• [SOURCE DOCUMENT]

+++

According to the data from the online ride-hailing supervision information exchange system of the Ministry of Transport of China, as of June 30 this year, a total of 318 online ride-hailing platform companies have obtained online ride-hailing platform operation permits nationwide, and a total of 5.79 million online ride-hailing driver's licenses have been issued in various places.
As a comparison, as of June 30, 2022, a total of 277 online ride-hailing platform companies have obtained online ride-hailing platform operation permits nationwide, and a total of 4.53 million online ride-hailing driver's licenses have been issued in various places. In other words, within just one year, 41 platforms and as many as 1.26 million drivers entered the online ride-hailing industry.
And this data only counts drivers with complete documents. The industry is also filled with a large number of "unlicensed" drivers. They have not obtained the online ride-hailing driver's license issued by the traffic management bureau, but they still sign contracts with platforms and operate normally. In other words, the actual number of online ride-hailing drivers must be much larger than the regulatory data.
According to the data of Cyanhill Capital, the growth of online ride-hailing drivers in 2023 is too fast. The number of online ride-hailing drivers has increased by 20,000 per day this year, and there are currently about 7 million online ride-hailing drivers running daily. In order to grab more orders, the working hours of drivers are also increasing, with about 75% of drivers working more than 10 hours a day.

+++

• [DATA SUPPLIED]

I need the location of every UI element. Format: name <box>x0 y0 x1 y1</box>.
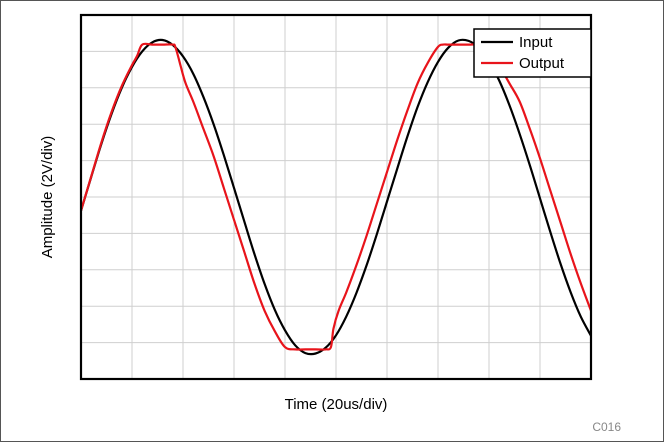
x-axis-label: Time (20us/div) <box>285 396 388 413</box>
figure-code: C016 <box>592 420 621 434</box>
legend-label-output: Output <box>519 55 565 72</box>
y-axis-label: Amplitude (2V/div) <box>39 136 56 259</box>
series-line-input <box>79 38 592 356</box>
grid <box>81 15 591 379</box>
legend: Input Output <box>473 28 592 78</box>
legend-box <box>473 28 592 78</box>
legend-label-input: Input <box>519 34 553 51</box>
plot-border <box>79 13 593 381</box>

+++

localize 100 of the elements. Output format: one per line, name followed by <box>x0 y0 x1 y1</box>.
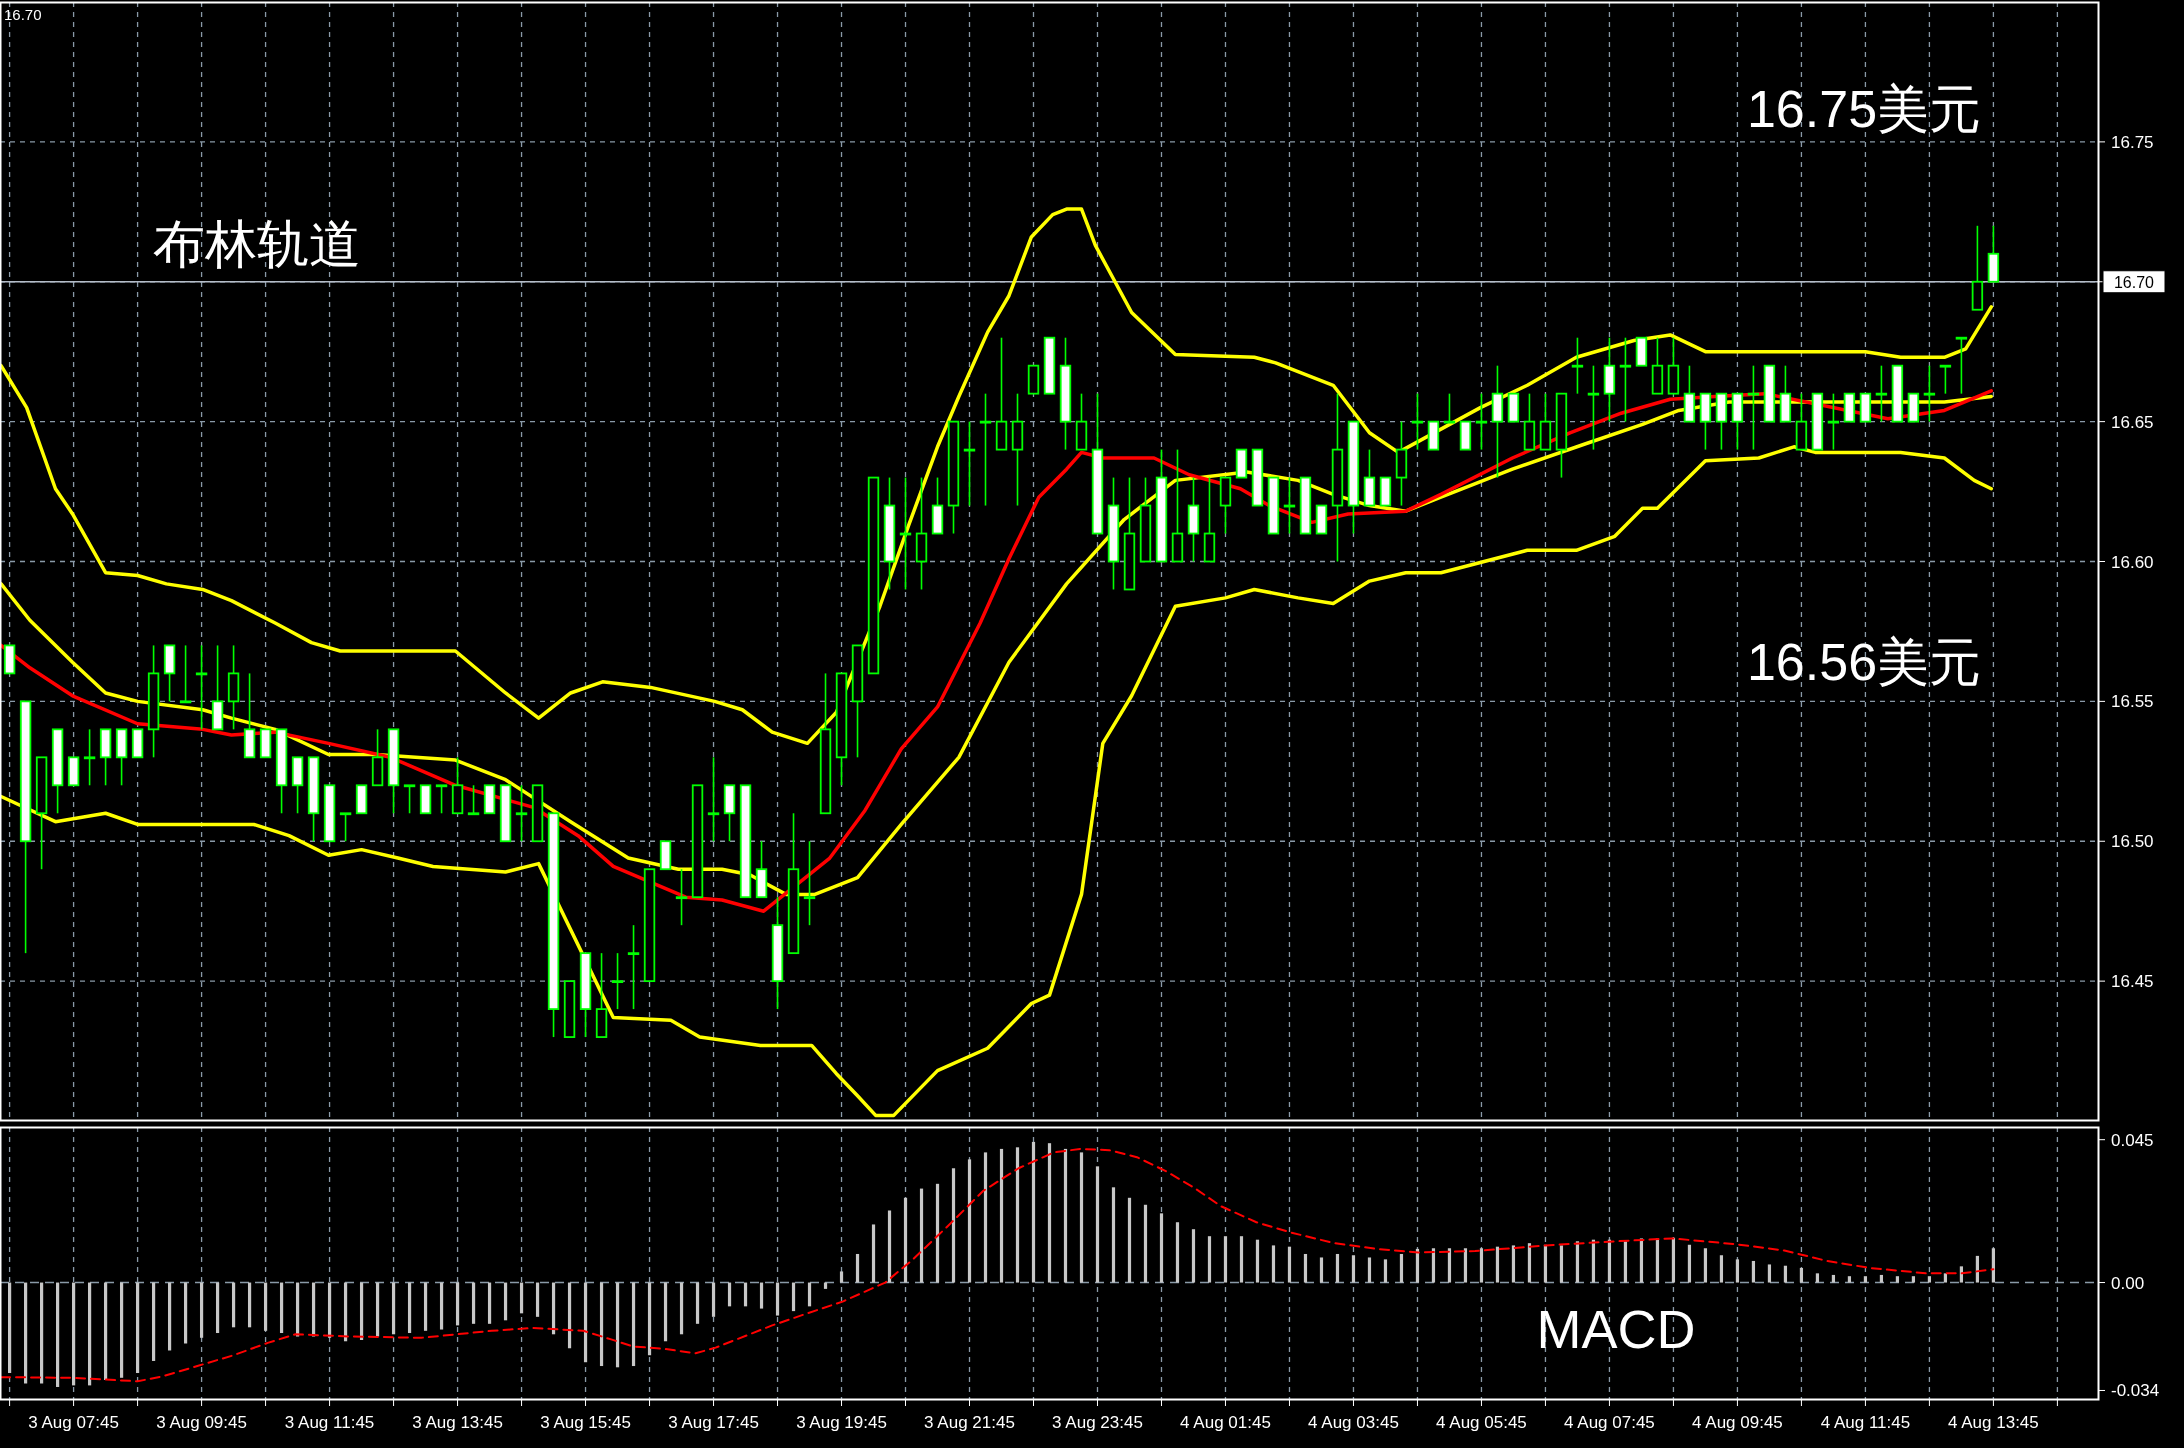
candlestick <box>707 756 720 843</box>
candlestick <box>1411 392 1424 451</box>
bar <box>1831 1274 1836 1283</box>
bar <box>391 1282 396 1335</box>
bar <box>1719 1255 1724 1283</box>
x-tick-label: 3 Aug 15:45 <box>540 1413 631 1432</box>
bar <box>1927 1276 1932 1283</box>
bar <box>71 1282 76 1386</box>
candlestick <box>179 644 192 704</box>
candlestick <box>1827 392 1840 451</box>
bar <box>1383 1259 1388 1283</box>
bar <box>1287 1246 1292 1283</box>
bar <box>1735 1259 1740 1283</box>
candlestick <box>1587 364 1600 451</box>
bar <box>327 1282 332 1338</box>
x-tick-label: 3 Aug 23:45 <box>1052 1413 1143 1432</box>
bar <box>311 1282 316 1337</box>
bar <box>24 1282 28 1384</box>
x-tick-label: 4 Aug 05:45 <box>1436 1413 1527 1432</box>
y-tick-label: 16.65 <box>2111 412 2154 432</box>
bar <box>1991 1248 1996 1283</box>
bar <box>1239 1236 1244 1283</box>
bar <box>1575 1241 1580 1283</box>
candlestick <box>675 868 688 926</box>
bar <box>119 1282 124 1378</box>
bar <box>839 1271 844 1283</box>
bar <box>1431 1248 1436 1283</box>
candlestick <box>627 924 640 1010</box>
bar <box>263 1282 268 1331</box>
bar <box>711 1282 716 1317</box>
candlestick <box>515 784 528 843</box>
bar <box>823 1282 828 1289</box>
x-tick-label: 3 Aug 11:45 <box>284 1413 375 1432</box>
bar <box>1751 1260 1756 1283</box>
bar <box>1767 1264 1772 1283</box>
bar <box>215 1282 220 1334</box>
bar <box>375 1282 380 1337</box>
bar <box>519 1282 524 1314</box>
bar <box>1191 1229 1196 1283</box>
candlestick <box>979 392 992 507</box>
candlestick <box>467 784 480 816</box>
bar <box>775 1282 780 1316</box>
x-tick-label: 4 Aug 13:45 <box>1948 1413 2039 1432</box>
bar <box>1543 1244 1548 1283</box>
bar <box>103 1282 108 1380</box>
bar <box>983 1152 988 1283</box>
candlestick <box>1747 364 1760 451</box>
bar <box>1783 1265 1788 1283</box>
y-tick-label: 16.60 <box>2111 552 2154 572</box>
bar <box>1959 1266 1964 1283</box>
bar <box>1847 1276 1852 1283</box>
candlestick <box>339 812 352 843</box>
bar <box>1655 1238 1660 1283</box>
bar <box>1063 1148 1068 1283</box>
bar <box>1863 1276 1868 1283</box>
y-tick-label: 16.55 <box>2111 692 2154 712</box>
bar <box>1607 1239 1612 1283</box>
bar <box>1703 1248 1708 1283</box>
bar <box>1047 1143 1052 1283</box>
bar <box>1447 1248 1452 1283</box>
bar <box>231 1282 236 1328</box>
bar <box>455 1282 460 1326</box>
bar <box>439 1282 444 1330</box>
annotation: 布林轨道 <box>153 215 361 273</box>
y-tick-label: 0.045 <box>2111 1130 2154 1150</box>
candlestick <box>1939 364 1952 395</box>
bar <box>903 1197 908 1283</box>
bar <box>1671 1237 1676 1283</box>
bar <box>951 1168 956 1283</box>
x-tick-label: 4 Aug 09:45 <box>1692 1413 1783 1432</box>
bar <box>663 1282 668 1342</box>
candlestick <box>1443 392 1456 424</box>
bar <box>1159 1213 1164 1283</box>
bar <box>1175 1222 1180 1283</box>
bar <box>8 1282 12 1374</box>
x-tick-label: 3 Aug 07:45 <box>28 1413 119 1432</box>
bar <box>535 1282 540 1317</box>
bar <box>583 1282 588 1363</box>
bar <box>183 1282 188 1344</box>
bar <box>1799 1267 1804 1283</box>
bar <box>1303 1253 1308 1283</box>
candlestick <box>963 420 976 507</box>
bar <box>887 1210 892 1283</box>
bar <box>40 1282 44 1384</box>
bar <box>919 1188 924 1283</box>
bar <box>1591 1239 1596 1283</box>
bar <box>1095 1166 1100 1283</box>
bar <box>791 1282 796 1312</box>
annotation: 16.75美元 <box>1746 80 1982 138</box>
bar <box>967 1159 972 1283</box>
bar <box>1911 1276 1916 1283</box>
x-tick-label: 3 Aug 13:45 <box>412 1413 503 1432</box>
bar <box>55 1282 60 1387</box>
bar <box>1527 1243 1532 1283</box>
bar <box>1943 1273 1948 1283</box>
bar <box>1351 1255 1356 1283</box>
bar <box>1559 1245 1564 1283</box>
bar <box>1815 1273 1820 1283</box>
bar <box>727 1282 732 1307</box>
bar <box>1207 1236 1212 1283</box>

+++

• [TO BE DONE]
A. Answer these questions from the ride-hailing text, one per line:
(i) How many online ride-hailing platform companies had obtained operation permits nationwide as of June 30 this year?
(ii) How many online ride-hailing driver's licenses had been issued as of June 30, 2022?
(iii) According to Cyanhill Capital, what share of drivers work more than 10 hours a day?
B. Write out the part of the ride-hailing text that opens with "According to the data of" and closes with "hours a day.", renaming "drivers" as "chauffeurs" throughout.
The lines after the text are not needed for anything here.

• [TASK-BY-TASK SOLUTIONS]
A.
(i) 318
(ii) 4.53 million
(iii) About 75%

B.
According to the data of Cyanhill Capital, the growth of online ride-hailing chauffeurs in 2023 is too fast. The number of online ride-hailing chauffeurs has increased by 20,000 per day this year, and there are currently about 7 million online ride-hailing chauffeurs running daily. In order to grab more orders, the working hours of chauffeurs are also increasing, with about 75% of chauffeurs working more than 10 hours a day.